Stored data:
____________

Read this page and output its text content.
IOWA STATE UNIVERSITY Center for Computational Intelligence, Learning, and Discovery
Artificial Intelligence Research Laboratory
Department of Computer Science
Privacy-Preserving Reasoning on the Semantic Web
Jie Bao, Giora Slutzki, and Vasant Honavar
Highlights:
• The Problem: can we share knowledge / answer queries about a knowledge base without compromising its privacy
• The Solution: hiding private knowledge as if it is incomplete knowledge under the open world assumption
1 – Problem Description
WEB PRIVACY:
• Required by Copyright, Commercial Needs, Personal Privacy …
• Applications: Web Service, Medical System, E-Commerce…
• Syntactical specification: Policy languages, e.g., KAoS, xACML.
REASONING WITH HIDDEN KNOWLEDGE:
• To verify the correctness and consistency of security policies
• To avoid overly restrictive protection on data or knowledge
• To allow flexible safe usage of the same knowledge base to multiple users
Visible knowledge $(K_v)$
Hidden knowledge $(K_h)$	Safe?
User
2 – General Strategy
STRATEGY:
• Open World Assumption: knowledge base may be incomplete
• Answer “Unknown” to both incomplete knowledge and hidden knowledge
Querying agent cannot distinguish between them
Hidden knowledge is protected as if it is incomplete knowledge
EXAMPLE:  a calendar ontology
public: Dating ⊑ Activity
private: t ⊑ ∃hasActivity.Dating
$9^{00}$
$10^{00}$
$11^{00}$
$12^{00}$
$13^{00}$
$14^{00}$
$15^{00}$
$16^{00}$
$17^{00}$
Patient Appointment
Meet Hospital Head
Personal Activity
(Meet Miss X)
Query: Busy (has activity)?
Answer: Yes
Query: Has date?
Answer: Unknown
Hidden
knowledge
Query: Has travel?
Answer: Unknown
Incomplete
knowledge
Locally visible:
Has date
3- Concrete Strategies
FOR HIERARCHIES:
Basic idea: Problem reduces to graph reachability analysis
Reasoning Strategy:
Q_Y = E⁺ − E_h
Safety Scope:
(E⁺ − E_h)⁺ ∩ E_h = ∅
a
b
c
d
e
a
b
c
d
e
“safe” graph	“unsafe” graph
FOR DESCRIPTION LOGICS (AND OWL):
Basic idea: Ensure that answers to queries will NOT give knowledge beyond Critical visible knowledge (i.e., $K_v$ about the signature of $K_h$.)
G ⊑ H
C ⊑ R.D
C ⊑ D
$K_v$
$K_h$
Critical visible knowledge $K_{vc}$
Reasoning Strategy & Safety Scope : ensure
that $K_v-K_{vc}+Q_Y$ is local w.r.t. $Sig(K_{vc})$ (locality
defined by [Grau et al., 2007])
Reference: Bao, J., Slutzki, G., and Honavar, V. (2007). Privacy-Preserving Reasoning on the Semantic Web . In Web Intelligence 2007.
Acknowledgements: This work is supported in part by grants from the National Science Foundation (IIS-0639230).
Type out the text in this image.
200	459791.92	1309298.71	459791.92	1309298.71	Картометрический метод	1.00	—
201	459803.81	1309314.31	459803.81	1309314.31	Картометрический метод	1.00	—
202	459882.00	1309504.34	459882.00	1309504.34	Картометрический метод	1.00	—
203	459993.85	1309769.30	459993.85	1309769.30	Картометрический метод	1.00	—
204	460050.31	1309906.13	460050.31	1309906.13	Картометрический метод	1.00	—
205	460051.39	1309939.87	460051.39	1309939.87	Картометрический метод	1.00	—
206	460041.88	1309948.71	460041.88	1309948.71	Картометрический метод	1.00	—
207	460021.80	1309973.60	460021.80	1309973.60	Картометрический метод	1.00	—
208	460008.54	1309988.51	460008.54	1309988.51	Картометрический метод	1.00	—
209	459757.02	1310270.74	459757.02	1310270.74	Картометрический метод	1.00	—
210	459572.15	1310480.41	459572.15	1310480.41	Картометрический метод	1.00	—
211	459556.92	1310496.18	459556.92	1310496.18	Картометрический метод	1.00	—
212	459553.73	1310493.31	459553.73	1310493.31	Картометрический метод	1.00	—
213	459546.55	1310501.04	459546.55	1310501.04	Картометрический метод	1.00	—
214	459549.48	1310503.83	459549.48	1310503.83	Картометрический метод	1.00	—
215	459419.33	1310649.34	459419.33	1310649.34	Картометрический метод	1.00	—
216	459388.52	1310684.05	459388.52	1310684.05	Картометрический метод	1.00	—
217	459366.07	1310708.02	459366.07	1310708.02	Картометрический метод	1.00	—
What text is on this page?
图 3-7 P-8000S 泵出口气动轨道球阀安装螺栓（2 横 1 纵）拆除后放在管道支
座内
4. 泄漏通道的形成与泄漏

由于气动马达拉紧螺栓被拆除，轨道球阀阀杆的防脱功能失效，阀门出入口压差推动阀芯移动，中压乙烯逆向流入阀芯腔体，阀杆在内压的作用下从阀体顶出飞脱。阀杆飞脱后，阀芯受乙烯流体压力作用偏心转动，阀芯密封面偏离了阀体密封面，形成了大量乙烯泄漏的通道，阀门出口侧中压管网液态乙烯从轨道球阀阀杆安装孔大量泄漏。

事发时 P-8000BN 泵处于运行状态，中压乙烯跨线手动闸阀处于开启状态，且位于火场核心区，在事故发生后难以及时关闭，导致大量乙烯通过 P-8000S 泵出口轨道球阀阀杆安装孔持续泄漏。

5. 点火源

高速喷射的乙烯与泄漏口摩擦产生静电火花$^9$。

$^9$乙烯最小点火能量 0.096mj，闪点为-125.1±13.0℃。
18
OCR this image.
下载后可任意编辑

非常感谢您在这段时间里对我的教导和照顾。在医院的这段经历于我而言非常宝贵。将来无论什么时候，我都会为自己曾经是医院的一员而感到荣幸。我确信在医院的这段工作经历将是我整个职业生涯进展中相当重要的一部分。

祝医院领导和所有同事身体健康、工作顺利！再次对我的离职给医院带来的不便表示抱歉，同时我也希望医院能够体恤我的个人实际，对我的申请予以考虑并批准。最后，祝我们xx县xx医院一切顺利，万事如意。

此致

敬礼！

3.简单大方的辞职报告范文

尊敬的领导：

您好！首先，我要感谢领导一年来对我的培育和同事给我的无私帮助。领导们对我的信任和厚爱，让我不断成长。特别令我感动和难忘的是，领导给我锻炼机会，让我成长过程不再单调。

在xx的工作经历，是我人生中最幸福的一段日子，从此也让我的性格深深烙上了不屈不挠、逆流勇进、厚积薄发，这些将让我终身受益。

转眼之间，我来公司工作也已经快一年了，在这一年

____________

Exercise prompt
Return all of the data precisely as it appears.

Result of this exercise
Read this page and output its text content.
IOWA STATE UNIVERSITY Center for Computational Intelligence, Learning, and Discovery
Artificial Intelligence Research Laboratory
Department of Computer Science
Privacy-Preserving Reasoning on the Semantic Web
Jie Bao, Giora Slutzki, and Vasant Honavar
Highlights:
• The Problem: can we share knowledge / answer queries about a knowledge base without compromising its privacy
• The Solution: hiding private knowledge as if it is incomplete knowledge under the open world assumption
1 – Problem Description
WEB PRIVACY:
• Required by Copyright, Commercial Needs, Personal Privacy …
• Applications: Web Service, Medical System, E-Commerce…
• Syntactical specification: Policy languages, e.g., KAoS, xACML.
REASONING WITH HIDDEN KNOWLEDGE:
• To verify the correctness and consistency of security policies
• To avoid overly restrictive protection on data or knowledge
• To allow flexible safe usage of the same knowledge base to multiple users
Visible knowledge $(K_v)$
Hidden knowledge $(K_h)$	Safe?
User
2 – General Strategy
STRATEGY:
• Open World Assumption: knowledge base may be incomplete
• Answer “Unknown” to both incomplete knowledge and hidden knowledge
Querying agent cannot distinguish between them
Hidden knowledge is protected as if it is incomplete knowledge
EXAMPLE:  a calendar ontology
public: Dating ⊑ Activity
private: t ⊑ ∃hasActivity.Dating
$9^{00}$
$10^{00}$
$11^{00}$
$12^{00}$
$13^{00}$
$14^{00}$
$15^{00}$
$16^{00}$
$17^{00}$
Patient Appointment
Meet Hospital Head
Personal Activity
(Meet Miss X)
Query: Busy (has activity)?
Answer: Yes
Query: Has date?
Answer: Unknown
Hidden
knowledge
Query: Has travel?
Answer: Unknown
Incomplete
knowledge
Locally visible:
Has date
3- Concrete Strategies
FOR HIERARCHIES:
Basic idea: Problem reduces to graph reachability analysis
Reasoning Strategy:
Q_Y = E⁺ − E_h
Safety Scope:
(E⁺ − E_h)⁺ ∩ E_h = ∅
a
b
c
d
e
a
b
c
d
e
“safe” graph	“unsafe” graph
FOR DESCRIPTION LOGICS (AND OWL):
Basic idea: Ensure that answers to queries will NOT give knowledge beyond Critical visible knowledge (i.e., $K_v$ about the signature of $K_h$.)
G ⊑ H
C ⊑ R.D
C ⊑ D
$K_v$
$K_h$
Critical visible knowledge $K_{vc}$
Reasoning Strategy & Safety Scope : ensure
that $K_v-K_{vc}+Q_Y$ is local w.r.t. $Sig(K_{vc})$ (locality
defined by [Grau et al., 2007])
Reference: Bao, J., Slutzki, G., and Honavar, V. (2007). Privacy-Preserving Reasoning on the Semantic Web . In Web Intelligence 2007.
Acknowledgements: This work is supported in part by grants from the National Science Foundation (IIS-0639230).
Type out the text in this image.
200	459791.92	1309298.71	459791.92	1309298.71	Картометрический метод	1.00	—
201	459803.81	1309314.31	459803.81	1309314.31	Картометрический метод	1.00	—
202	459882.00	1309504.34	459882.00	1309504.34	Картометрический метод	1.00	—
203	459993.85	1309769.30	459993.85	1309769.30	Картометрический метод	1.00	—
204	460050.31	1309906.13	460050.31	1309906.13	Картометрический метод	1.00	—
205	460051.39	1309939.87	460051.39	1309939.87	Картометрический метод	1.00	—
206	460041.88	1309948.71	460041.88	1309948.71	Картометрический метод	1.00	—
207	460021.80	1309973.60	460021.80	1309973.60	Картометрический метод	1.00	—
208	460008.54	1309988.51	460008.54	1309988.51	Картометрический метод	1.00	—
209	459757.02	1310270.74	459757.02	1310270.74	Картометрический метод	1.00	—
210	459572.15	1310480.41	459572.15	1310480.41	Картометрический метод	1.00	—
211	459556.92	1310496.18	459556.92	1310496.18	Картометрический метод	1.00	—
212	459553.73	1310493.31	459553.73	1310493.31	Картометрический метод	1.00	—
213	459546.55	1310501.04	459546.55	1310501.04	Картометрический метод	1.00	—
214	459549.48	1310503.83	459549.48	1310503.83	Картометрический метод	1.00	—
215	459419.33	1310649.34	459419.33	1310649.34	Картометрический метод	1.00	—
216	459388.52	1310684.05	459388.52	1310684.05	Картометрический метод	1.00	—
217	459366.07	1310708.02	459366.07	1310708.02	Картометрический метод	1.00	—
What text is on this page?
图 3-7 P-8000S 泵出口气动轨道球阀安装螺栓（2 横 1 纵）拆除后放在管道支
座内
4. 泄漏通道的形成与泄漏

由于气动马达拉紧螺栓被拆除，轨道球阀阀杆的防脱功能失效，阀门出入口压差推动阀芯移动，中压乙烯逆向流入阀芯腔体，阀杆在内压的作用下从阀体顶出飞脱。阀杆飞脱后，阀芯受乙烯流体压力作用偏心转动，阀芯密封面偏离了阀体密封面，形成了大量乙烯泄漏的通道，阀门出口侧中压管网液态乙烯从轨道球阀阀杆安装孔大量泄漏。

事发时 P-8000BN 泵处于运行状态，中压乙烯跨线手动闸阀处于开启状态，且位于火场核心区，在事故发生后难以及时关闭，导致大量乙烯通过 P-8000S 泵出口轨道球阀阀杆安装孔持续泄漏。

5. 点火源

高速喷射的乙烯与泄漏口摩擦产生静电火花$^9$。

$^9$乙烯最小点火能量 0.096mj，闪点为-125.1±13.0℃。
18
OCR this image.
下载后可任意编辑

非常感谢您在这段时间里对我的教导和照顾。在医院的这段经历于我而言非常宝贵。将来无论什么时候，我都会为自己曾经是医院的一员而感到荣幸。我确信在医院的这段工作经历将是我整个职业生涯进展中相当重要的一部分。

祝医院领导和所有同事身体健康、工作顺利！再次对我的离职给医院带来的不便表示抱歉，同时我也希望医院能够体恤我的个人实际，对我的申请予以考虑并批准。最后，祝我们xx县xx医院一切顺利，万事如意。

此致

敬礼！

3.简单大方的辞职报告范文

尊敬的领导：

您好！首先，我要感谢领导一年来对我的培育和同事给我的无私帮助。领导们对我的信任和厚爱，让我不断成长。特别令我感动和难忘的是，领导给我锻炼机会，让我成长过程不再单调。

在xx的工作经历，是我人生中最幸福的一段日子，从此也让我的性格深深烙上了不屈不挠、逆流勇进、厚积薄发，这些将让我终身受益。

转眼之间，我来公司工作也已经快一年了，在这一年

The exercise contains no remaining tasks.